• Work instructions:
Below are some records; return each one exactly.

[Stored records]

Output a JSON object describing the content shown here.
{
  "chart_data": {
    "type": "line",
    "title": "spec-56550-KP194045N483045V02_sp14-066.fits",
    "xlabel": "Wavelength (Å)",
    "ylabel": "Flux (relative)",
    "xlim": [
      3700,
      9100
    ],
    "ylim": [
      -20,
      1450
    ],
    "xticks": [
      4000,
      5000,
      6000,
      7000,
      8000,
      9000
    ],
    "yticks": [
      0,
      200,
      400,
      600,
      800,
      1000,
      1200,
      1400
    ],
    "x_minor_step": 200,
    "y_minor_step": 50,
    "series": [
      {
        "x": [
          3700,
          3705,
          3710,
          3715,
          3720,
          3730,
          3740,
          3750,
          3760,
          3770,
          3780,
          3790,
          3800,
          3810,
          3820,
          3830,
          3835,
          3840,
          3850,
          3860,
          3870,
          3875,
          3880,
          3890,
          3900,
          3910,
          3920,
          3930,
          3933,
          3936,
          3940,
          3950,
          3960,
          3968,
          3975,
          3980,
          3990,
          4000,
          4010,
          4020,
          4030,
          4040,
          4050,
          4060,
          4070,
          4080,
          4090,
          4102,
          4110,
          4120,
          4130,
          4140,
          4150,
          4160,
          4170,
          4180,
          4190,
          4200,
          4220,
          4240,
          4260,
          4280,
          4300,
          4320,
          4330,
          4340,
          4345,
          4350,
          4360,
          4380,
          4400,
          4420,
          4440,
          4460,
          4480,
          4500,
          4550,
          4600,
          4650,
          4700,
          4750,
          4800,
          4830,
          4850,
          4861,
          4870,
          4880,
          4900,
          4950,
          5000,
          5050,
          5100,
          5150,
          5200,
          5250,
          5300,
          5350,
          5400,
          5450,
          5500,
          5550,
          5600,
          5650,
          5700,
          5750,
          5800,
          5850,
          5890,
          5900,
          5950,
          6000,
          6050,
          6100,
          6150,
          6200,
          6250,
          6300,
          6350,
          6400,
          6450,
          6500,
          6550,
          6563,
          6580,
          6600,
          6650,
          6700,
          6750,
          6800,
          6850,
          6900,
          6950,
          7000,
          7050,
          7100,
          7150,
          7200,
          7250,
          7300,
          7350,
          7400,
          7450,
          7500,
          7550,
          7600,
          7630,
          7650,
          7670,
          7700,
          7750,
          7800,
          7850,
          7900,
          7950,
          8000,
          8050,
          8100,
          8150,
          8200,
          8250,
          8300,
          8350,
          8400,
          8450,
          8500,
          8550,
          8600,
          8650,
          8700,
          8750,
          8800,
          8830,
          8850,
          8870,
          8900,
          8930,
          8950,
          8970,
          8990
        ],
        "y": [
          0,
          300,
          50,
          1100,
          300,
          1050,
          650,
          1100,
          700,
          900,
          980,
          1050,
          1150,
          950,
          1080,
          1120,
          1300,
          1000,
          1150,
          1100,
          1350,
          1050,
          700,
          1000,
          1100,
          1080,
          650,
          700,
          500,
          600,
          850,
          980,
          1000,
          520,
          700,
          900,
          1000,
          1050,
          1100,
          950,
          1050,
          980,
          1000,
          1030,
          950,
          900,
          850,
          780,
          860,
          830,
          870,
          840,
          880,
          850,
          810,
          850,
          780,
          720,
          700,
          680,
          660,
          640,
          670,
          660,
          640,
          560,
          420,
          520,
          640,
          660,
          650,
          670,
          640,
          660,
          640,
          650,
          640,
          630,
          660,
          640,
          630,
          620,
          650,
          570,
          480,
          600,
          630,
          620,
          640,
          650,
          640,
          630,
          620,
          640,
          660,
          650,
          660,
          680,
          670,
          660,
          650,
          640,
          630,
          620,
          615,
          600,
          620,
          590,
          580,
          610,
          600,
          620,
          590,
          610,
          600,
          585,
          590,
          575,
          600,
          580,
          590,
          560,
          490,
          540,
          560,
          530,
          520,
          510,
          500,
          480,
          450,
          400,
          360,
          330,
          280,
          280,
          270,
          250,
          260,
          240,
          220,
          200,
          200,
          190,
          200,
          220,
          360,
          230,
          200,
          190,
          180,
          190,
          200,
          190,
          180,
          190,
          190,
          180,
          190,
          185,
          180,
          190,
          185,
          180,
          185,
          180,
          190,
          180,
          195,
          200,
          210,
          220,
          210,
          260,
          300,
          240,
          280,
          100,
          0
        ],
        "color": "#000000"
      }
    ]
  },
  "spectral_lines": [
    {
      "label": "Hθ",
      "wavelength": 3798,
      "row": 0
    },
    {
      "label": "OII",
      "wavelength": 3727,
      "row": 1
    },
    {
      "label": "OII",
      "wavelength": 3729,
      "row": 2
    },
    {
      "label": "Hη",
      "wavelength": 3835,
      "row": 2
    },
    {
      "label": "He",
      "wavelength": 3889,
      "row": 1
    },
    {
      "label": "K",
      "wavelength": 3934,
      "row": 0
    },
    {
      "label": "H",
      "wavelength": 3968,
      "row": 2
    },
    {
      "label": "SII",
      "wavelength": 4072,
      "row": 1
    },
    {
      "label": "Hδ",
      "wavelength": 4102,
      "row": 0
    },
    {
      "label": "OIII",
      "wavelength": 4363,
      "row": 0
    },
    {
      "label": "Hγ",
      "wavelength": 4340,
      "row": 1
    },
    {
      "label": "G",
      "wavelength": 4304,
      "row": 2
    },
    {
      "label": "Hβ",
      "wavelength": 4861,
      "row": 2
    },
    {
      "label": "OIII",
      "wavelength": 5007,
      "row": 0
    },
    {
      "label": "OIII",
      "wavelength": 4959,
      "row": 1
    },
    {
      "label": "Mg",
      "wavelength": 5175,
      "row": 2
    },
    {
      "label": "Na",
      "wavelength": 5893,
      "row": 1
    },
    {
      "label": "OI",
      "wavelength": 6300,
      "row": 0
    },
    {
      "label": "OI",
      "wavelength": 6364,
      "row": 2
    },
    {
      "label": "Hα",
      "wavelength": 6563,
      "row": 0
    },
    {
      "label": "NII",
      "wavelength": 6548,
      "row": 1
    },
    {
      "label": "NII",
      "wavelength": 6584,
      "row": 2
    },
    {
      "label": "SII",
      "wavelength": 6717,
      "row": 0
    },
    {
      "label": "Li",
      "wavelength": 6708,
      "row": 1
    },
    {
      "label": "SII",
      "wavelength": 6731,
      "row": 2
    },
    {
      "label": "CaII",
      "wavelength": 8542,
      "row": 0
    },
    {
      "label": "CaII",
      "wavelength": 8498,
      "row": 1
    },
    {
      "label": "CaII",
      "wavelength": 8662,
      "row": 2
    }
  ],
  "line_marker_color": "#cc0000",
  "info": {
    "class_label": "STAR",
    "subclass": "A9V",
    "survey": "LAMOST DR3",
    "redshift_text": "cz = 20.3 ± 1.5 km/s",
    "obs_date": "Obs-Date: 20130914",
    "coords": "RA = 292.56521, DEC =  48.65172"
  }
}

• Exercise output:
Output a JSON object describing the content shown here.
{
  "chart_data": {
    "type": "line",
    "title": "spec-56550-KP194045N483045V02_sp14-066.fits",
    "xlabel": "Wavelength (Å)",
    "ylabel": "Flux (relative)",
    "xlim": [
      3700,
      9100
    ],
    "ylim": [
      -20,
      1450
    ],
    "xticks": [
      4000,
      5000,
      6000,
      7000,
      8000,
      9000
    ],
    "yticks": [
      0,
      200,
      400,
      600,
      800,
      1000,
      1200,
      1400
    ],
    "x_minor_step": 200,
    "y_minor_step": 50,
    "series": [
      {
        "x": [
          3700,
          3705,
          3710,
          3715,
          3720,
          3730,
          3740,
          3750,
          3760,
          3770,
          3780,
          3790,
          3800,
          3810,
          3820,
          3830,
          3835,
          3840,
          3850,
          3860,
          3870,
          3875,
          3880,
          3890,
          3900,
          3910,
          3920,
          3930,
          3933,
          3936,
          3940,
          3950,
          3960,
          3968,
          3975,
          3980,
          3990,
          4000,
          4010,
          4020,
          4030,
          4040,
          4050,
          4060,
          4070,
          4080,
          4090,
          4102,
          4110,
          4120,
          4130,
          4140,
          4150,
          4160,
          4170,
          4180,
          4190,
          4200,
          4220,
          4240,
          4260,
          4280,
          4300,
          4320,
          4330,
          4340,
          4345,
          4350,
          4360,
          4380,
          4400,
          4420,
          4440,
          4460,
          4480,
          4500,
          4550,
          4600,
          4650,
          4700,
          4750,
          4800,
          4830,
          4850,
          4861,
          4870,
          4880,
          4900,
          4950,
          5000,
          5050,
          5100,
          5150,
          5200,
          5250,
          5300,
          5350,
          5400,
          5450,
          5500,
          5550,
          5600,
          5650,
          5700,
          5750,
          5800,
          5850,
          5890,
          5900,
          5950,
          6000,
          6050,
          6100,
          6150,
          6200,
          6250,
          6300,
          6350,
          6400,
          6450,
          6500,
          6550,
          6563,
          6580,
          6600,
          6650,
          6700,
          6750,
          6800,
          6850,
          6900,
          6950,
          7000,
          7050,
          7100,
          7150,
          7200,
          7250,
          7300,
          7350,
          7400,
          7450,
          7500,
          7550,
          7600,
          7630,
          7650,
          7670,
          7700,
          7750,
          7800,
          7850,
          7900,
          7950,
          8000,
          8050,
          8100,
          8150,
          8200,
          8250,
          8300,
          8350,
          8400,
          8450,
          8500,
          8550,
          8600,
          8650,
          8700,
          8750,
          8800,
          8830,
          8850,
          8870,
          8900,
          8930,
          8950,
          8970,
          8990
        ],
        "y": [
          0,
          300,
          50,
          1100,
          300,
          1050,
          650,
          1100,
          700,
          900,
          980,
          1050,
          1150,
          950,
          1080,
          1120,
          1300,
          1000,
          1150,
          1100,
          1350,
          1050,
          700,
          1000,
          1100,
          1080,
          650,
          700,
          500,
          600,
          850,
          980,
          1000,
          520,
          700,
          900,
          1000,
          1050,
          1100,
          950,
          1050,
          980,
          1000,
          1030,
          950,
          900,
          850,
          780,
          860,
          830,
          870,
          840,
          880,
          850,
          810,
          850,
          780,
          720,
          700,
          680,
          660,
          640,
          670,
          660,
          640,
          560,
          420,
          520,
          640,
          660,
          650,
          670,
          640,
          660,
          640,
          650,
          640,
          630,
          660,
          640,
          630,
          620,
          650,
          570,
          480,
          600,
          630,
          620,
          640,
          650,
          640,
          630,
          620,
          640,
          660,
          650,
          660,
          680,
          670,
          660,
          650,
          640,
          630,
          620,
          615,
          600,
          620,
          590,
          580,
          610,
          600,
          620,
          590,
          610,
          600,
          585,
          590,
          575,
          600,
          580,
          590,
          560,
          490,
          540,
          560,
          530,
          520,
          510,
          500,
          480,
          450,
          400,
          360,
          330,
          280,
          280,
          270,
          250,
          260,
          240,
          220,
          200,
          200,
          190,
          200,
          220,
          360,
          230,
          200,
          190,
          180,
          190,
          200,
          190,
          180,
          190,
          190,
          180,
          190,
          185,
          180,
          190,
          185,
          180,
          185,
          180,
          190,
          180,
          195,
          200,
          210,
          220,
          210,
          260,
          300,
          240,
          280,
          100,
          0
        ],
        "color": "#000000"
      }
    ]
  },
  "spectral_lines": [
    {
      "label": "Hθ",
      "wavelength": 3798,
      "row": 0
    },
    {
      "label": "OII",
      "wavelength": 3727,
      "row": 1
    },
    {
      "label": "OII",
      "wavelength": 3729,
      "row": 2
    },
    {
      "label": "Hη",
      "wavelength": 3835,
      "row": 2
    },
    {
      "label": "He",
      "wavelength": 3889,
      "row": 1
    },
    {
      "label": "K",
      "wavelength": 3934,
      "row": 0
    },
    {
      "label": "H",
      "wavelength": 3968,
      "row": 2
    },
    {
      "label": "SII",
      "wavelength": 4072,
      "row": 1
    },
    {
      "label": "Hδ",
      "wavelength": 4102,
      "row": 0
    },
    {
      "label": "OIII",
      "wavelength": 4363,
      "row": 0
    },
    {
      "label": "Hγ",
      "wavelength": 4340,
      "row": 1
    },
    {
      "label": "G",
      "wavelength": 4304,
      "row": 2
    },
    {
      "label": "Hβ",
      "wavelength": 4861,
      "row": 2
    },
    {
      "label": "OIII",
      "wavelength": 5007,
      "row": 0
    },
    {
      "label": "OIII",
      "wavelength": 4959,
      "row": 1
    },
    {
      "label": "Mg",
      "wavelength": 5175,
      "row": 2
    },
    {
      "label": "Na",
      "wavelength": 5893,
      "row": 1
    },
    {
      "label": "OI",
      "wavelength": 6300,
      "row": 0
    },
    {
      "label": "OI",
      "wavelength": 6364,
      "row": 2
    },
    {
      "label": "Hα",
      "wavelength": 6563,
      "row": 0
    },
    {
      "label": "NII",
      "wavelength": 6548,
      "row": 1
    },
    {
      "label": "NII",
      "wavelength": 6584,
      "row": 2
    },
    {
      "label": "SII",
      "wavelength": 6717,
      "row": 0
    },
    {
      "label": "Li",
      "wavelength": 6708,
      "row": 1
    },
    {
      "label": "SII",
      "wavelength": 6731,
      "row": 2
    },
    {
      "label": "CaII",
      "wavelength": 8542,
      "row": 0
    },
    {
      "label": "CaII",
      "wavelength": 8498,
      "row": 1
    },
    {
      "label": "CaII",
      "wavelength": 8662,
      "row": 2
    }
  ],
  "line_marker_color": "#cc0000",
  "info": {
    "class_label": "STAR",
    "subclass": "A9V",
    "survey": "LAMOST DR3",
    "redshift_text": "cz = 20.3 ± 1.5 km/s",
    "obs_date": "Obs-Date: 20130914",
    "coords": "RA = 292.56521, DEC =  48.65172"
  }
}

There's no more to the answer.